Dataset excerpt

## begin

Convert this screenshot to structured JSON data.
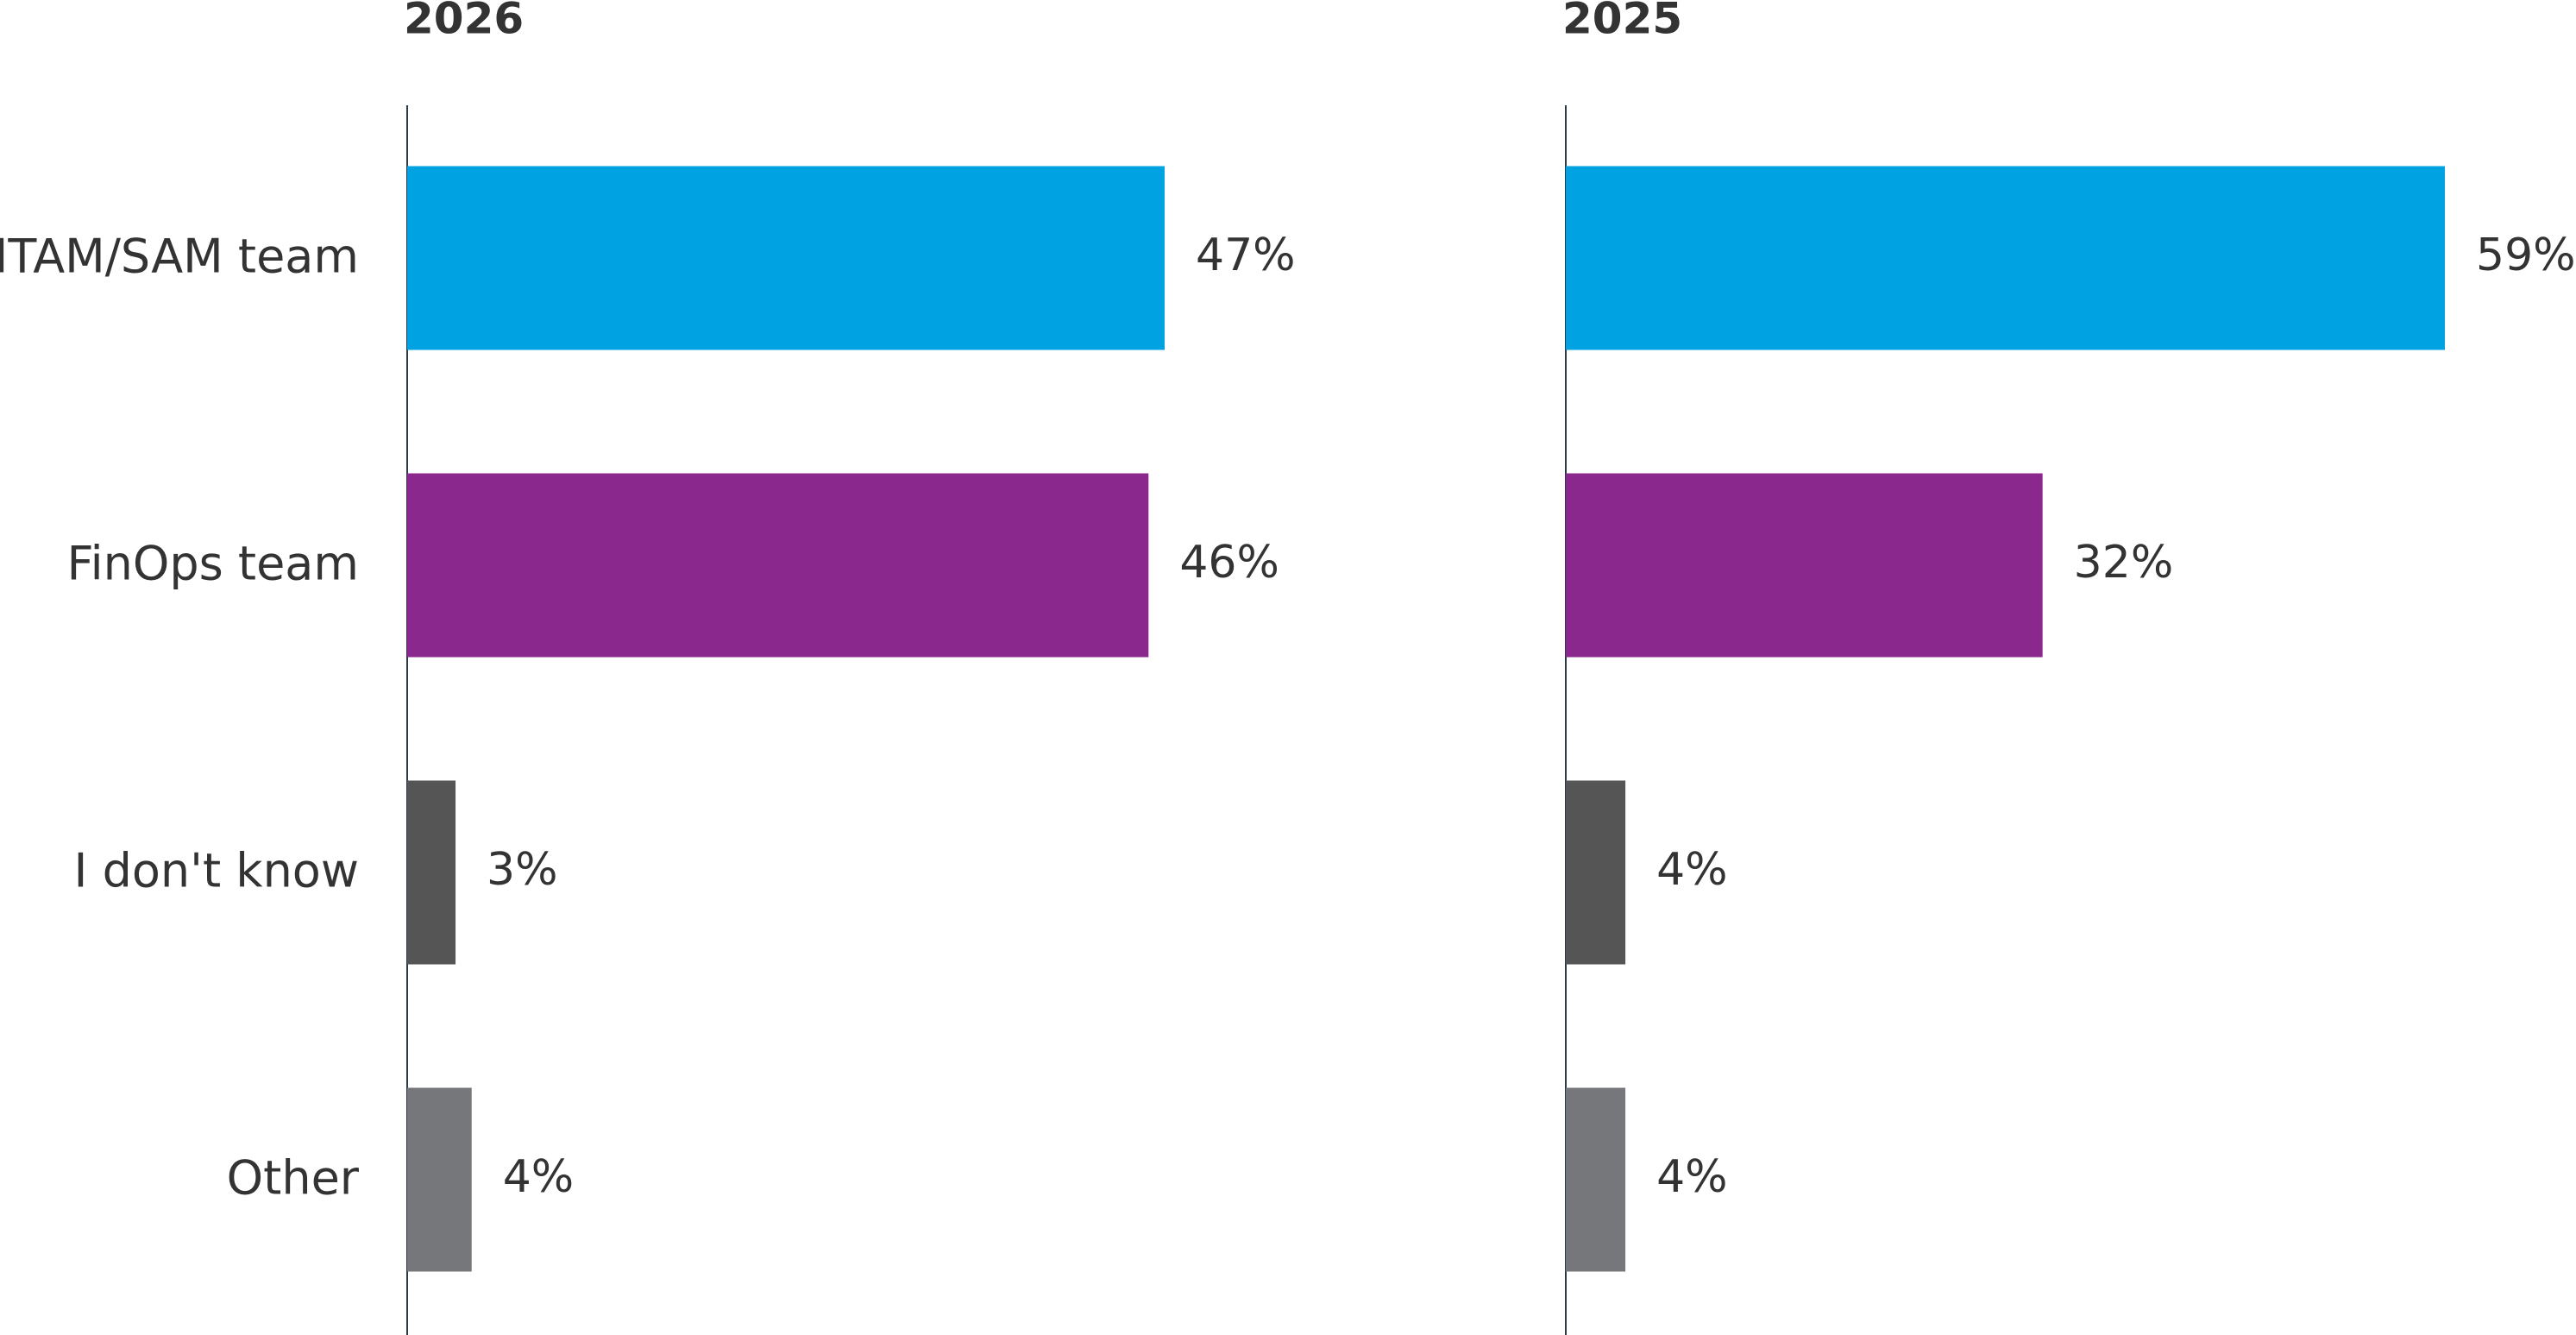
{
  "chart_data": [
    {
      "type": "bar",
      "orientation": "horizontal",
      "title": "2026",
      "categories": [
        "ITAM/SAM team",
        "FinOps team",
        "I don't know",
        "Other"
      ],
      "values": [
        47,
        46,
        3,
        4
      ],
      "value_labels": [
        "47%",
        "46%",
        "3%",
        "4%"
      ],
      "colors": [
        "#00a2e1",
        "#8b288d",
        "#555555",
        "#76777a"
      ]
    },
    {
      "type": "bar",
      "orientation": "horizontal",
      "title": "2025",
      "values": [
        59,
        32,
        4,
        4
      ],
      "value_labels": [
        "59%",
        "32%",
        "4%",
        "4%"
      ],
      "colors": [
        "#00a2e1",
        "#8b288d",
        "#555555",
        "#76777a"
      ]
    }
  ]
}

## end

§ **Problem details**
Output a faithful copy of the data, with each picture left out.

§ **Result for this task**
Convert this screenshot to structured JSON data.
{
  "chart_data": [
    {
      "type": "bar",
      "orientation": "horizontal",
      "title": "2026",
      "categories": [
        "ITAM/SAM team",
        "FinOps team",
        "I don't know",
        "Other"
      ],
      "values": [
        47,
        46,
        3,
        4
      ],
      "value_labels": [
        "47%",
        "46%",
        "3%",
        "4%"
      ],
      "colors": [
        "#00a2e1",
        "#8b288d",
        "#555555",
        "#76777a"
      ]
    },
    {
      "type": "bar",
      "orientation": "horizontal",
      "title": "2025",
      "values": [
        59,
        32,
        4,
        4
      ],
      "value_labels": [
        "59%",
        "32%",
        "4%",
        "4%"
      ],
      "colors": [
        "#00a2e1",
        "#8b288d",
        "#555555",
        "#76777a"
      ]
    }
  ]
}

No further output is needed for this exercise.